=== Directions for this task ===
Format the listing from the line with "transition1-blue-cell (2, 77, 100, 95)" up to and including the line with "team-line-4a: Phase 0-6" as a Markdown table with the columns No. and Line, numbering each row and leaving out blank lines.

---*---

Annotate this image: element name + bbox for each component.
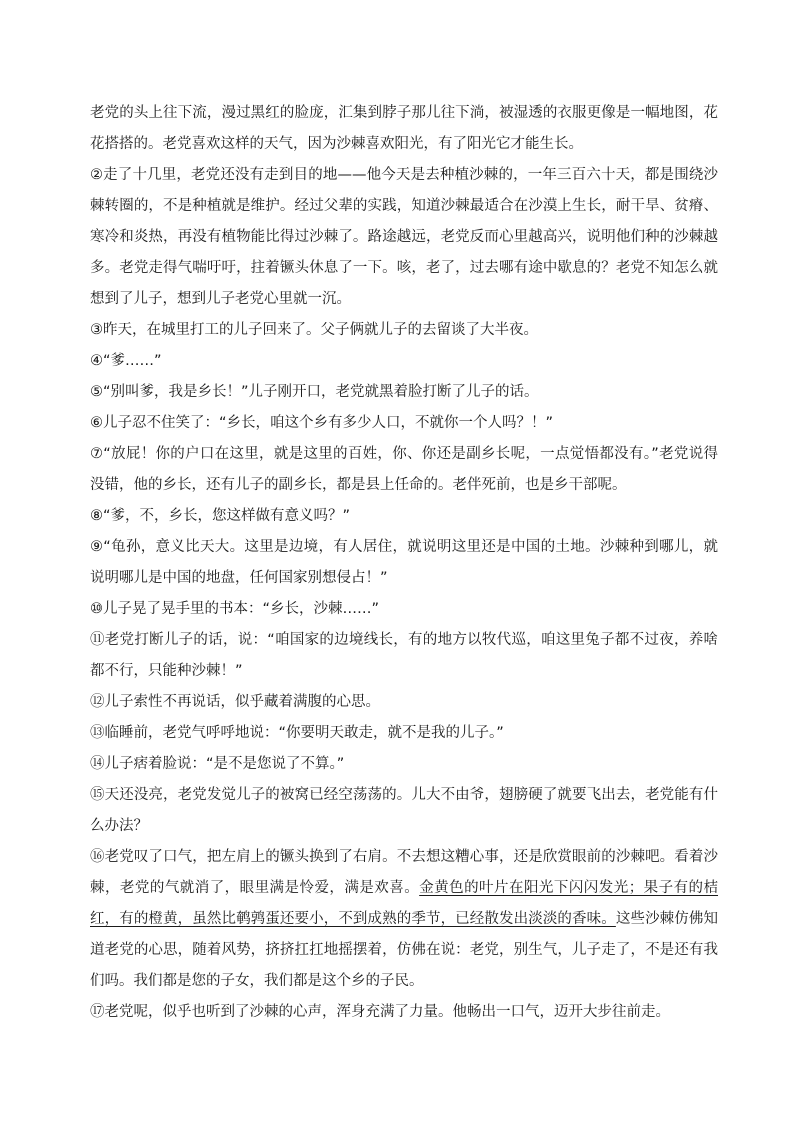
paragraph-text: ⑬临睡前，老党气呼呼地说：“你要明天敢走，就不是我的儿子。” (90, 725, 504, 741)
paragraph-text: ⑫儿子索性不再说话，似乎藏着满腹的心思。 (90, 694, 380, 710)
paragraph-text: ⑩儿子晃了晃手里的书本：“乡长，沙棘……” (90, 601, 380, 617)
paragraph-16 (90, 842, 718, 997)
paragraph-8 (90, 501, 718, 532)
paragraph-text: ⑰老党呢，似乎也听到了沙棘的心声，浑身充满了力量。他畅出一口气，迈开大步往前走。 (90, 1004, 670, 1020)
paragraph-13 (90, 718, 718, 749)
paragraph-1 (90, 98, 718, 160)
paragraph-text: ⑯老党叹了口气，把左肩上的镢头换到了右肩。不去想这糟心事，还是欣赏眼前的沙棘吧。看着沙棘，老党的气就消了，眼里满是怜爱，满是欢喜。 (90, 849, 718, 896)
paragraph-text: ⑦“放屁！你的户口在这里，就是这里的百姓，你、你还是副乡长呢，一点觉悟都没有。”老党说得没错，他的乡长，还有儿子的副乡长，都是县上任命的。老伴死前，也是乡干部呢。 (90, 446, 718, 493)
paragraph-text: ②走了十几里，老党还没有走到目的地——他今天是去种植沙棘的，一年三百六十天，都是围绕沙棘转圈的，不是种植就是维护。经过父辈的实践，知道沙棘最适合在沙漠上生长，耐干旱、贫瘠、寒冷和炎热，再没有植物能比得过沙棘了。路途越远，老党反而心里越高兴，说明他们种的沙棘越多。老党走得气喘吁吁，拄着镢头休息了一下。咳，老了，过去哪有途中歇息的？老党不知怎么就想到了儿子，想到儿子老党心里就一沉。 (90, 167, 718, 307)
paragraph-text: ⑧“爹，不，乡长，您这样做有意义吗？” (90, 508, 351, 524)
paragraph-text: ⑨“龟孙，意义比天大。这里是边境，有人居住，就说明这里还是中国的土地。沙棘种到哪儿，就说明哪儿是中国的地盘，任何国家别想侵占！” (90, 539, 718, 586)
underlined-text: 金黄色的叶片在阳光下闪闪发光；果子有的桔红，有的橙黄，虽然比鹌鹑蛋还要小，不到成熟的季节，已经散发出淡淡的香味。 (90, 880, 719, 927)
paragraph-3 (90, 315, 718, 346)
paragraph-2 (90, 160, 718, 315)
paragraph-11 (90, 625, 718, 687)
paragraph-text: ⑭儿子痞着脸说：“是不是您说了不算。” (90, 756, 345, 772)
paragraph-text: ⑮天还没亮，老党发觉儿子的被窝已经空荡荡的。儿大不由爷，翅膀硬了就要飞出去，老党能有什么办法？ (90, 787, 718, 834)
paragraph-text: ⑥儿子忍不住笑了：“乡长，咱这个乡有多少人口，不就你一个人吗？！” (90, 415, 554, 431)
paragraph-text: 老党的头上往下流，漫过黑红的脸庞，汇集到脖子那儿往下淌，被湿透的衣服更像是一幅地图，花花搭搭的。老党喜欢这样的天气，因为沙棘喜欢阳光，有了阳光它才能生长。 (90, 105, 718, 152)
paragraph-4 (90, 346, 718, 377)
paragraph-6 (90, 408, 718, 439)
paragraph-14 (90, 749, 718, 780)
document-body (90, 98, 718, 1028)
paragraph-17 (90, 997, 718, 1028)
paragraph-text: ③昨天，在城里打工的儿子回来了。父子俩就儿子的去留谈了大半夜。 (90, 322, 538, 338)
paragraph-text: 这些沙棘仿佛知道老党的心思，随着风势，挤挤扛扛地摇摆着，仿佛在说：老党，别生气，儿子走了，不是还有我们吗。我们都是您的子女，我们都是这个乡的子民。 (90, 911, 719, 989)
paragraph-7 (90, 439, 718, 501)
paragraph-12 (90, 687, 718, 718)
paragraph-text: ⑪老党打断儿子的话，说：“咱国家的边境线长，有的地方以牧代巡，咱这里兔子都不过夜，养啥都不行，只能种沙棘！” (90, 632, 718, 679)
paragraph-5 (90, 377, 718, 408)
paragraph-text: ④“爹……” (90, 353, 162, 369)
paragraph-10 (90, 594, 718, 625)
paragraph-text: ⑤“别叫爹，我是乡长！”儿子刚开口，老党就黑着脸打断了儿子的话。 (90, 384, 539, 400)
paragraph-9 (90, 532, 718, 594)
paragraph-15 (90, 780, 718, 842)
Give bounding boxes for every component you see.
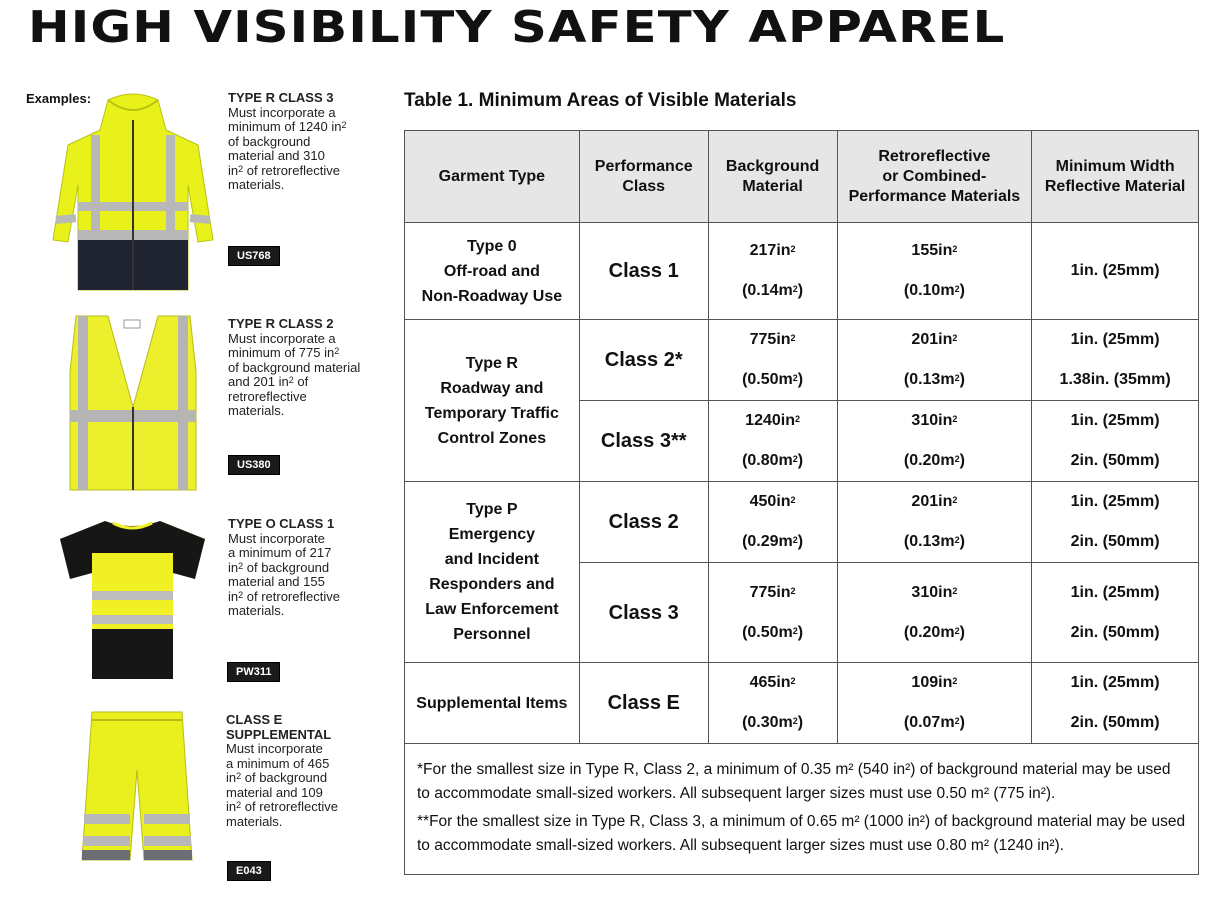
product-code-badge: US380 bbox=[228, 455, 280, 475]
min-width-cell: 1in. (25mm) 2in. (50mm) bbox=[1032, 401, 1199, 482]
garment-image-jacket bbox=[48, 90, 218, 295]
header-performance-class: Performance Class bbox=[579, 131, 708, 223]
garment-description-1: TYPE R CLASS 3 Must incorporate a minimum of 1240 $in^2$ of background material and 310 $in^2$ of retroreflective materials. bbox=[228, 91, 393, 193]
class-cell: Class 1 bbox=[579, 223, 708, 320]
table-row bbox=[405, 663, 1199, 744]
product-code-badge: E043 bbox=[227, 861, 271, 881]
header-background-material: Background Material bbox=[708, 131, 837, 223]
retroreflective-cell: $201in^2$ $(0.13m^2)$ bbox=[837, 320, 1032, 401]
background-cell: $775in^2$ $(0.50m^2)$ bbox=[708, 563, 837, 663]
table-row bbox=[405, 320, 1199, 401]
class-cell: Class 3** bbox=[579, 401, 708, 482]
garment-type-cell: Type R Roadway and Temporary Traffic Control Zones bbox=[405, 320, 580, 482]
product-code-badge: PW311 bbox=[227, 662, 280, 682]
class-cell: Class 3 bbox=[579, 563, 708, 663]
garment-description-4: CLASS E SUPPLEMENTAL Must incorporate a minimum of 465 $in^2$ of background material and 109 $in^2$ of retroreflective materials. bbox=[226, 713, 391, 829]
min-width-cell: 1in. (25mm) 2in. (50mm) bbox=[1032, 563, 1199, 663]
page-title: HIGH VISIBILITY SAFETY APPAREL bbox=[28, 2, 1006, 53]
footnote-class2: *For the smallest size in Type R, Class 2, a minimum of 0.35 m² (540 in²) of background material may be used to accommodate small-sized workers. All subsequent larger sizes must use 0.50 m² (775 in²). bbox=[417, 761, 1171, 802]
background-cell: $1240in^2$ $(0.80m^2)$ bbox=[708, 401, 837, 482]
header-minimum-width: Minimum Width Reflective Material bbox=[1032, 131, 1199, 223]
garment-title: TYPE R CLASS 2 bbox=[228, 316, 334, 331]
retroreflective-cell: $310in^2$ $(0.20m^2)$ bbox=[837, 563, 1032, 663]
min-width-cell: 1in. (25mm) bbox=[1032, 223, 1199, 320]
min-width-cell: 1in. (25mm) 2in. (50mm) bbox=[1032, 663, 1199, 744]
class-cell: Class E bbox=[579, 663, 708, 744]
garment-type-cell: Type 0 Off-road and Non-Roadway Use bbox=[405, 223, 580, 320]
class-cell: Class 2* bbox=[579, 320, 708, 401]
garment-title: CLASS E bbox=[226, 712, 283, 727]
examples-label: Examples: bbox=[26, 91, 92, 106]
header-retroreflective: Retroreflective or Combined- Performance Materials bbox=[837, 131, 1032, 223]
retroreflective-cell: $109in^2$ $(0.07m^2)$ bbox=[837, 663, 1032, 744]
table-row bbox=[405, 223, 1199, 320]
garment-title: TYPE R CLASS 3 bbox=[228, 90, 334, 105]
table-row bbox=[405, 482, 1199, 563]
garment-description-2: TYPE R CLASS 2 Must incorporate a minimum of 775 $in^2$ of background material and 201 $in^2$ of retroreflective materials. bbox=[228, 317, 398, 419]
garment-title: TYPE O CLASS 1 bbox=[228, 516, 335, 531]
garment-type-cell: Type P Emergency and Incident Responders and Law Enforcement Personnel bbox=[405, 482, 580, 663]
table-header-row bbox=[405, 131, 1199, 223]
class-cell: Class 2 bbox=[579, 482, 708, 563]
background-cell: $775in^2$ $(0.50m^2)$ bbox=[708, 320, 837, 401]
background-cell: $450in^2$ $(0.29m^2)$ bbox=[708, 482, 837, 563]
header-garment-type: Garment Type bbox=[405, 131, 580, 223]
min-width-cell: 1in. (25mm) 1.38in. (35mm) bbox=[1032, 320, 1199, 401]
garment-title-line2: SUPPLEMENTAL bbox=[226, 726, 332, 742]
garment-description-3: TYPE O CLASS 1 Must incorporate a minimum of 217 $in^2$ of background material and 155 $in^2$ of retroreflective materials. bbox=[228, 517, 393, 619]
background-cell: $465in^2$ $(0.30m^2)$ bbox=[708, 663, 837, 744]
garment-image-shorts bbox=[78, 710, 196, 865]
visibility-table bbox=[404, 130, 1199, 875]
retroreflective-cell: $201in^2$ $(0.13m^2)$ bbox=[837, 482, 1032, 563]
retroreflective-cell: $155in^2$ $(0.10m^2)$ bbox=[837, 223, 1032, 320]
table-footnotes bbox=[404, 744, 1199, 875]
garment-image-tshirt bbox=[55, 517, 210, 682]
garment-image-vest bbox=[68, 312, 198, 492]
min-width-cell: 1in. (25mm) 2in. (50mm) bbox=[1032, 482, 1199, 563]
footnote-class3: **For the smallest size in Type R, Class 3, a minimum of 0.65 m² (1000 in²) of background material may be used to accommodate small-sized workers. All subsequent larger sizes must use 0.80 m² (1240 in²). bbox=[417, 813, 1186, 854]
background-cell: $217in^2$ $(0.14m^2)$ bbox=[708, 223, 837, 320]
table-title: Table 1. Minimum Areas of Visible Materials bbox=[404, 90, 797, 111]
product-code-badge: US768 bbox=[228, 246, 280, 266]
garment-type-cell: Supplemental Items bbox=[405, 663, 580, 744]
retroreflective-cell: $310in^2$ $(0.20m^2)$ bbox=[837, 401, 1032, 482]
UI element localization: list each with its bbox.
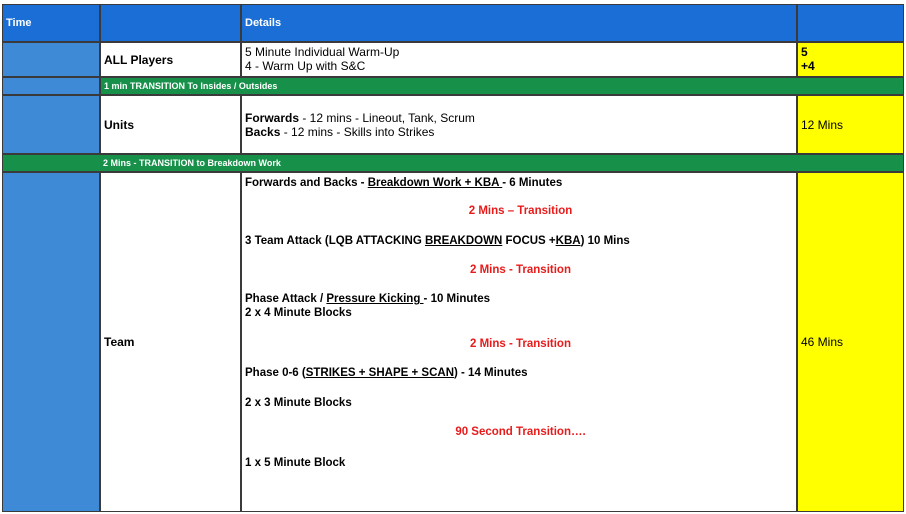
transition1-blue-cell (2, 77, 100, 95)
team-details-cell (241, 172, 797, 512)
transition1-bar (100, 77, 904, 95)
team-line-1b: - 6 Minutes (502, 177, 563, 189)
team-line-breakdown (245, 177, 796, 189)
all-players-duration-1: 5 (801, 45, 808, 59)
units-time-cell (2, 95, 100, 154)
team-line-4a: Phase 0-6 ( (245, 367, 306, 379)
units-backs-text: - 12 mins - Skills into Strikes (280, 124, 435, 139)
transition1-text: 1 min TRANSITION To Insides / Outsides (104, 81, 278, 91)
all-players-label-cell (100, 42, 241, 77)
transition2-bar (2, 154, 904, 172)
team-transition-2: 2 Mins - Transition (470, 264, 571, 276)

---*---

=== Expected output ===
| No. | Line |
|---|---|
| 1 | transition1-blue-cell (2, 77, 100, 95) |
| 2 | team-details-cell (241, 172, 797, 512) |
| 3 | transition1-bar (100, 77, 904, 95) |
| 4 | team-line-1b: - 6 Minutes (502, 177, 563, 189) |
| 5 | team-line-breakdown (245, 177, 796, 189) |
| 6 | all-players-duration-1: 5 (801, 45, 808, 59) |
| 7 | units-time-cell (2, 95, 100, 154) |
| 8 | team-line-4a: Phase 0-6 ( (245, 367, 306, 379) |